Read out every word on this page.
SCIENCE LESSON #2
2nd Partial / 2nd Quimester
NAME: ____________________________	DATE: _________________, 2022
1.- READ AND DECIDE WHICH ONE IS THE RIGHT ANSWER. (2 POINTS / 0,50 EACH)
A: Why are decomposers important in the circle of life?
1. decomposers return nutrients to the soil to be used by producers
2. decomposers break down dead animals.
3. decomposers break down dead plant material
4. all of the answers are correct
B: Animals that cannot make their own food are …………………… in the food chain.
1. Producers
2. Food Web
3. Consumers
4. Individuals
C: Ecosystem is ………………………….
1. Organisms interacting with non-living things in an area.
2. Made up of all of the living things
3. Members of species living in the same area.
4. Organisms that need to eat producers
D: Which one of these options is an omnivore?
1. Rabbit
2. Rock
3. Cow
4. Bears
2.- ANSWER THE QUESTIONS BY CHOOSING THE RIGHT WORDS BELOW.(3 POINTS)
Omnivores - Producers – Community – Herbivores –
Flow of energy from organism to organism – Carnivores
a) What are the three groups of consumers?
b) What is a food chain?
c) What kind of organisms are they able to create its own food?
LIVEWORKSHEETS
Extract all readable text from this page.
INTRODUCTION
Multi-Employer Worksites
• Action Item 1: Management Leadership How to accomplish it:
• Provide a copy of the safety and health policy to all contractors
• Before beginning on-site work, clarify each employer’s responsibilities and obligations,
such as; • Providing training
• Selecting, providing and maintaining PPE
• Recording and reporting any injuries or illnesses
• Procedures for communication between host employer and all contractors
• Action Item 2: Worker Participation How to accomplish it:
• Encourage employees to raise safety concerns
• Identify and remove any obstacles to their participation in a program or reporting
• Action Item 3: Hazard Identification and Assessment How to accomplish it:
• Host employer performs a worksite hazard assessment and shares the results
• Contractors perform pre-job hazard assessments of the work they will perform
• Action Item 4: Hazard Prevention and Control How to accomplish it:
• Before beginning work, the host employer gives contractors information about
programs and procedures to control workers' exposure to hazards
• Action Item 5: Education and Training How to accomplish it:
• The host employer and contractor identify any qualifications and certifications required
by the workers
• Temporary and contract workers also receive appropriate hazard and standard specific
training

TASK INSTRUCTIONS - Repeat each record in full; every line must match exactly.

THE COMPLETED TASK -
Read out every word on this page.
SCIENCE LESSON #2
2nd Partial / 2nd Quimester
NAME: ____________________________	DATE: _________________, 2022
1.- READ AND DECIDE WHICH ONE IS THE RIGHT ANSWER. (2 POINTS / 0,50 EACH)
A: Why are decomposers important in the circle of life?
1. decomposers return nutrients to the soil to be used by producers
2. decomposers break down dead animals.
3. decomposers break down dead plant material
4. all of the answers are correct
B: Animals that cannot make their own food are …………………… in the food chain.
1. Producers
2. Food Web
3. Consumers
4. Individuals
C: Ecosystem is ………………………….
1. Organisms interacting with non-living things in an area.
2. Made up of all of the living things
3. Members of species living in the same area.
4. Organisms that need to eat producers
D: Which one of these options is an omnivore?
1. Rabbit
2. Rock
3. Cow
4. Bears
2.- ANSWER THE QUESTIONS BY CHOOSING THE RIGHT WORDS BELOW.(3 POINTS)
Omnivores - Producers – Community – Herbivores –
Flow of energy from organism to organism – Carnivores
a) What are the three groups of consumers?
b) What is a food chain?
c) What kind of organisms are they able to create its own food?
LIVEWORKSHEETS
Extract all readable text from this page.
INTRODUCTION
Multi-Employer Worksites
• Action Item 1: Management Leadership How to accomplish it:
• Provide a copy of the safety and health policy to all contractors
• Before beginning on-site work, clarify each employer’s responsibilities and obligations,
such as; • Providing training
• Selecting, providing and maintaining PPE
• Recording and reporting any injuries or illnesses
• Procedures for communication between host employer and all contractors
• Action Item 2: Worker Participation How to accomplish it:
• Encourage employees to raise safety concerns
• Identify and remove any obstacles to their participation in a program or reporting
• Action Item 3: Hazard Identification and Assessment How to accomplish it:
• Host employer performs a worksite hazard assessment and shares the results
• Contractors perform pre-job hazard assessments of the work they will perform
• Action Item 4: Hazard Prevention and Control How to accomplish it:
• Before beginning work, the host employer gives contractors information about
programs and procedures to control workers' exposure to hazards
• Action Item 5: Education and Training How to accomplish it:
• The host employer and contractor identify any qualifications and certifications required
by the workers
• Temporary and contract workers also receive appropriate hazard and standard specific
training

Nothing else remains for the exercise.